> _Problem to work on_
Filter this data down to the lines that hold "systemctl", and copy them.

> _Excerpted records_
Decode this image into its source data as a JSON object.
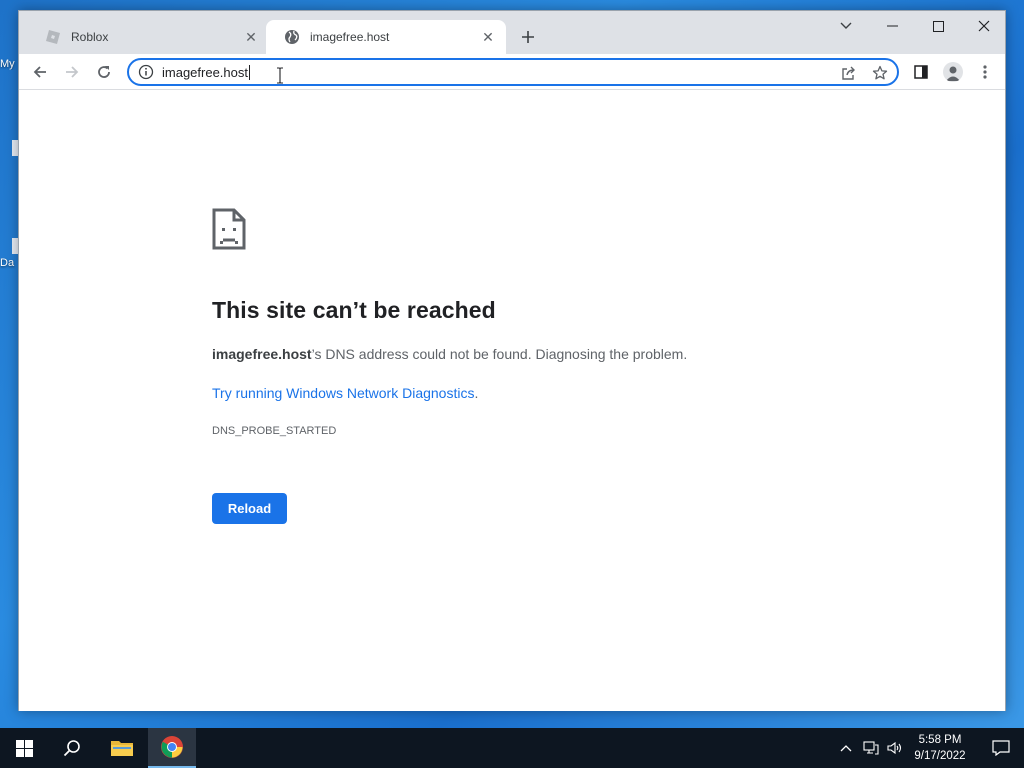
{
  "desktop": {
    "frag_1": "My",
    "frag_2": "Da"
  },
  "browser": {
    "tabs": [
      {
        "title": "Roblox",
        "active": false
      },
      {
        "title": "imagefree.host",
        "active": true
      }
    ],
    "omnibox": {
      "value": "imagefree.host"
    }
  },
  "error_page": {
    "title": "This site can’t be reached",
    "host": "imagefree.host",
    "description_suffix": "’s DNS address could not be found. Diagnosing the problem.",
    "link_text": "Try running Windows Network Diagnostics",
    "link_suffix": ".",
    "error_code": "DNS_PROBE_STARTED",
    "reload_label": "Reload"
  },
  "taskbar": {
    "time": "5:58 PM",
    "date": "9/17/2022"
  },
  "colors": {
    "accent": "#1a73e8",
    "taskbar": "#0d1621",
    "desktop": "#1e72c8"
  },
  "icons": {
    "tab_roblox": "roblox-favicon",
    "tab_active": "globe-icon",
    "page": "sad-document-icon",
    "start": "windows-logo-icon"
  }
}
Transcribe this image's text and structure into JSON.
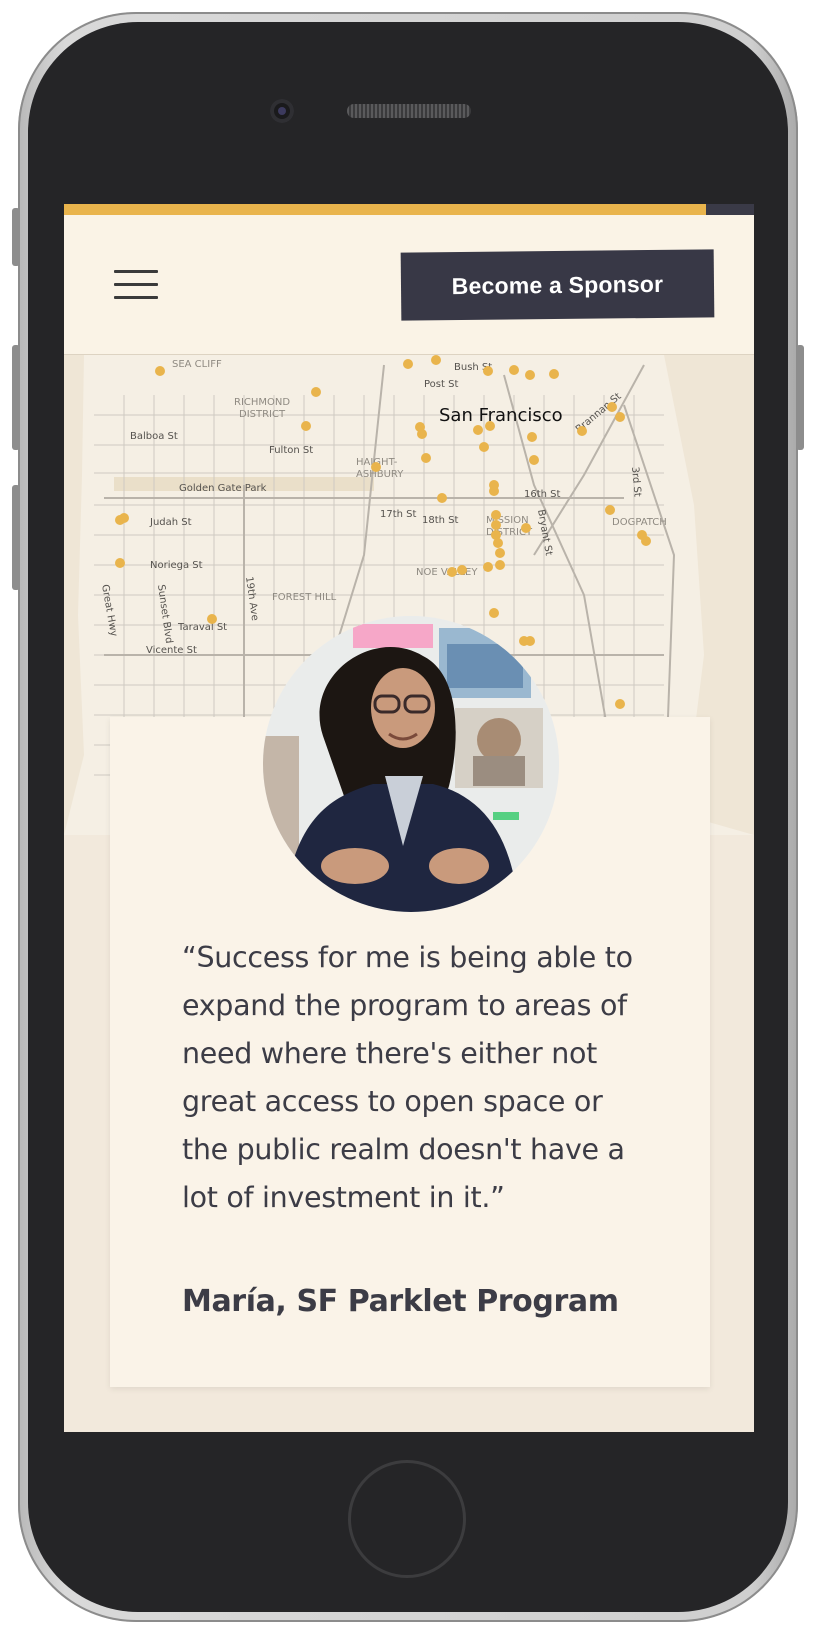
{
  "header": {
    "menu_icon": "hamburger-menu-icon",
    "sponsor_button_label": "Become a Sponsor"
  },
  "progress": {
    "fraction": 0.93,
    "fill_color": "#e9b44c",
    "track_color": "#3a3a47"
  },
  "map": {
    "city_label": "San Francisco",
    "dot_color": "#e9b44c",
    "district_labels": [
      "SEA CLIFF",
      "RICHMOND",
      "DISTRICT",
      "HAIGHT-",
      "ASHBURY",
      "FOREST HILL",
      "NOE VALLEY",
      "MISSION",
      "DISTRICT",
      "DOGPATCH"
    ],
    "street_labels": [
      "Balboa St",
      "Fulton St",
      "Golden Gate Park",
      "Judah St",
      "Noriega St",
      "Taraval St",
      "Vicente St",
      "Great Hwy",
      "Sunset Blvd",
      "19th Ave",
      "Bush St",
      "Post St",
      "17th St",
      "18th St",
      "16th St",
      "Bryant St",
      "3rd St",
      "Brannan St"
    ]
  },
  "testimonial": {
    "quote": "“Success for me is being able to expand the program to areas of need where there's either not great access to open space or the public realm doesn't have a lot of investment in it.”",
    "attribution": "María, SF Parklet Program"
  },
  "colors": {
    "accent": "#e9b44c",
    "button_bg": "#383846",
    "text": "#3c3c46",
    "card_bg": "#faf3e8",
    "page_bg": "#f2e9dc"
  }
}
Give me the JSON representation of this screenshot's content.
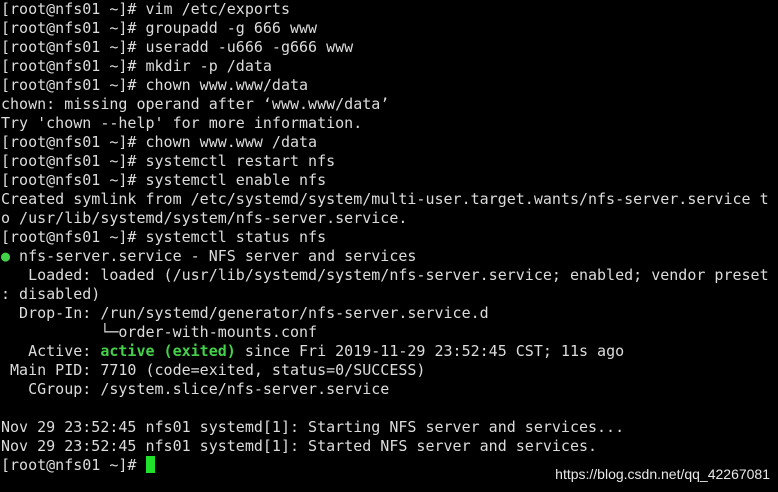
{
  "lines": [
    "[root@nfs01 ~]# vim /etc/exports",
    "[root@nfs01 ~]# groupadd -g 666 www",
    "[root@nfs01 ~]# useradd -u666 -g666 www",
    "[root@nfs01 ~]# mkdir -p /data",
    "[root@nfs01 ~]# chown www.www/data",
    "chown: missing operand after ‘www.www/data’",
    "Try 'chown --help' for more information.",
    "[root@nfs01 ~]# chown www.www /data",
    "[root@nfs01 ~]# systemctl restart nfs",
    "[root@nfs01 ~]# systemctl enable nfs",
    "Created symlink from /etc/systemd/system/multi-user.target.wants/nfs-server.service t",
    "o /usr/lib/systemd/system/nfs-server.service.",
    "[root@nfs01 ~]# systemctl status nfs"
  ],
  "service_dot": "●",
  "service_title": " nfs-server.service - NFS server and services",
  "loaded_line_1": "   Loaded: loaded (/usr/lib/systemd/system/nfs-server.service; enabled; vendor preset",
  "loaded_line_2": ": disabled)",
  "dropin_line_1": "  Drop-In: /run/systemd/generator/nfs-server.service.d",
  "dropin_line_2": "           └─order-with-mounts.conf",
  "active_prefix": "   Active: ",
  "active_state": "active (exited)",
  "active_suffix": " since Fri 2019-11-29 23:52:45 CST; 11s ago",
  "main_pid": " Main PID: 7710 (code=exited, status=0/SUCCESS)",
  "cgroup": "   CGroup: /system.slice/nfs-server.service",
  "log_lines": [
    "Nov 29 23:52:45 nfs01 systemd[1]: Starting NFS server and services...",
    "Nov 29 23:52:45 nfs01 systemd[1]: Started NFS server and services."
  ],
  "final_prompt": "[root@nfs01 ~]# ",
  "watermark": "https://blog.csdn.net/qq_42267081",
  "colors": {
    "background": "#000000",
    "text": "#dcdcdc",
    "active_green": "#44d14a",
    "cursor": "#1fe02a"
  }
}
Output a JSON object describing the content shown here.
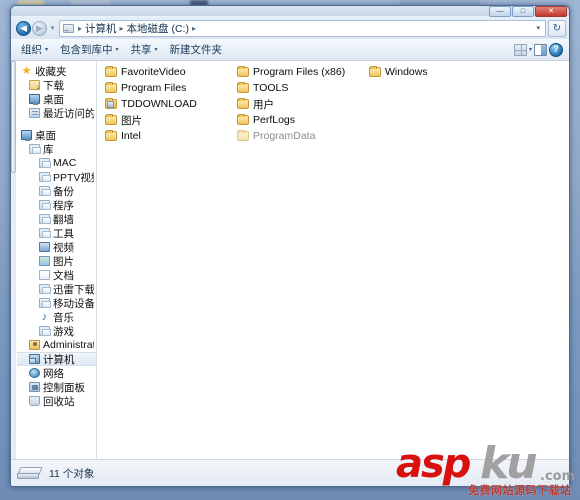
{
  "window": {
    "controls": {
      "minimize": "—",
      "maximize": "□",
      "close": "✕"
    }
  },
  "address": {
    "back_icon": "back-arrow-icon",
    "forward_icon": "forward-arrow-icon",
    "recent_caret": "▾",
    "drive_icon": "drive-icon",
    "crumbs": [
      "计算机",
      "本地磁盘 (C:)"
    ],
    "separator": "▸",
    "trailing_separator": "▸",
    "dropdown_caret": "▾",
    "refresh_label": "↻"
  },
  "toolbar": {
    "items": [
      {
        "label": "组织",
        "caret": "▾"
      },
      {
        "label": "包含到库中",
        "caret": "▾"
      },
      {
        "label": "共享",
        "caret": "▾"
      },
      {
        "label": "新建文件夹",
        "caret": ""
      }
    ],
    "view_caret": "▾",
    "help_label": "?"
  },
  "nav": {
    "items": [
      {
        "label": "收藏夹",
        "icon": "star-icon",
        "indent": 0,
        "selected": false
      },
      {
        "label": "下载",
        "icon": "download-icon",
        "indent": 1,
        "selected": false
      },
      {
        "label": "桌面",
        "icon": "monitor-icon",
        "indent": 1,
        "selected": false
      },
      {
        "label": "最近访问的位置",
        "icon": "recent-icon",
        "indent": 1,
        "selected": false
      },
      {
        "label": "__GAP__",
        "icon": "",
        "indent": 0,
        "selected": false
      },
      {
        "label": "桌面",
        "icon": "monitor-icon",
        "indent": 0,
        "selected": false
      },
      {
        "label": "库",
        "icon": "library-icon",
        "indent": 1,
        "selected": false
      },
      {
        "label": "MAC",
        "icon": "library-icon",
        "indent": 2,
        "selected": false
      },
      {
        "label": "PPTV视频",
        "icon": "library-icon",
        "indent": 2,
        "selected": false
      },
      {
        "label": "备份",
        "icon": "library-icon",
        "indent": 2,
        "selected": false
      },
      {
        "label": "程序",
        "icon": "library-icon",
        "indent": 2,
        "selected": false
      },
      {
        "label": "翻墙",
        "icon": "library-icon",
        "indent": 2,
        "selected": false
      },
      {
        "label": "工具",
        "icon": "library-icon",
        "indent": 2,
        "selected": false
      },
      {
        "label": "视频",
        "icon": "video-icon",
        "indent": 2,
        "selected": false
      },
      {
        "label": "图片",
        "icon": "picture-icon",
        "indent": 2,
        "selected": false
      },
      {
        "label": "文档",
        "icon": "document-icon",
        "indent": 2,
        "selected": false
      },
      {
        "label": "迅雷下载",
        "icon": "library-icon",
        "indent": 2,
        "selected": false
      },
      {
        "label": "移动设备",
        "icon": "library-icon",
        "indent": 2,
        "selected": false
      },
      {
        "label": "音乐",
        "icon": "music-icon",
        "indent": 2,
        "selected": false
      },
      {
        "label": "游戏",
        "icon": "library-icon",
        "indent": 2,
        "selected": false
      },
      {
        "label": "Administrator",
        "icon": "user-icon",
        "indent": 1,
        "selected": false
      },
      {
        "label": "计算机",
        "icon": "computer-icon",
        "indent": 1,
        "selected": true
      },
      {
        "label": "网络",
        "icon": "network-icon",
        "indent": 1,
        "selected": false
      },
      {
        "label": "控制面板",
        "icon": "control-panel-icon",
        "indent": 1,
        "selected": false
      },
      {
        "label": "回收站",
        "icon": "recycle-bin-icon",
        "indent": 1,
        "selected": false
      }
    ]
  },
  "files": {
    "items": [
      {
        "name": "FavoriteVideo",
        "icon": "folder-icon",
        "dimmed": false
      },
      {
        "name": "Program Files",
        "icon": "folder-icon",
        "dimmed": false
      },
      {
        "name": "TDDOWNLOAD",
        "icon": "folder-special-icon",
        "dimmed": false
      },
      {
        "name": "图片",
        "icon": "folder-icon",
        "dimmed": false
      },
      {
        "name": "Intel",
        "icon": "folder-icon",
        "dimmed": false
      },
      {
        "name": "Program Files (x86)",
        "icon": "folder-icon",
        "dimmed": false
      },
      {
        "name": "TOOLS",
        "icon": "folder-icon",
        "dimmed": false
      },
      {
        "name": "用户",
        "icon": "folder-icon",
        "dimmed": false
      },
      {
        "name": "PerfLogs",
        "icon": "folder-icon",
        "dimmed": false
      },
      {
        "name": "ProgramData",
        "icon": "folder-icon",
        "dimmed": true
      },
      {
        "name": "Windows",
        "icon": "folder-icon",
        "dimmed": false
      }
    ]
  },
  "status": {
    "text": "11 个对象",
    "drive_icon": "hard-drive-icon"
  },
  "watermark": {
    "asp": "asp",
    "ku": "ku",
    "com": ".com",
    "subtitle": "免费网站源码下载站"
  },
  "colors": {
    "accent_blue": "#2b6ea8",
    "close_red": "#c0392b",
    "folder_yellow": "#f0c862",
    "watermark_red": "#d8110f",
    "watermark_grey": "#9a9a9a"
  }
}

> _Result of the exercise_
    "[root@nfs01 ~]# systemctl restart nfs",
    "[root@nfs01 ~]# systemctl enable nfs",
    "[root@nfs01 ~]# systemctl status nfs"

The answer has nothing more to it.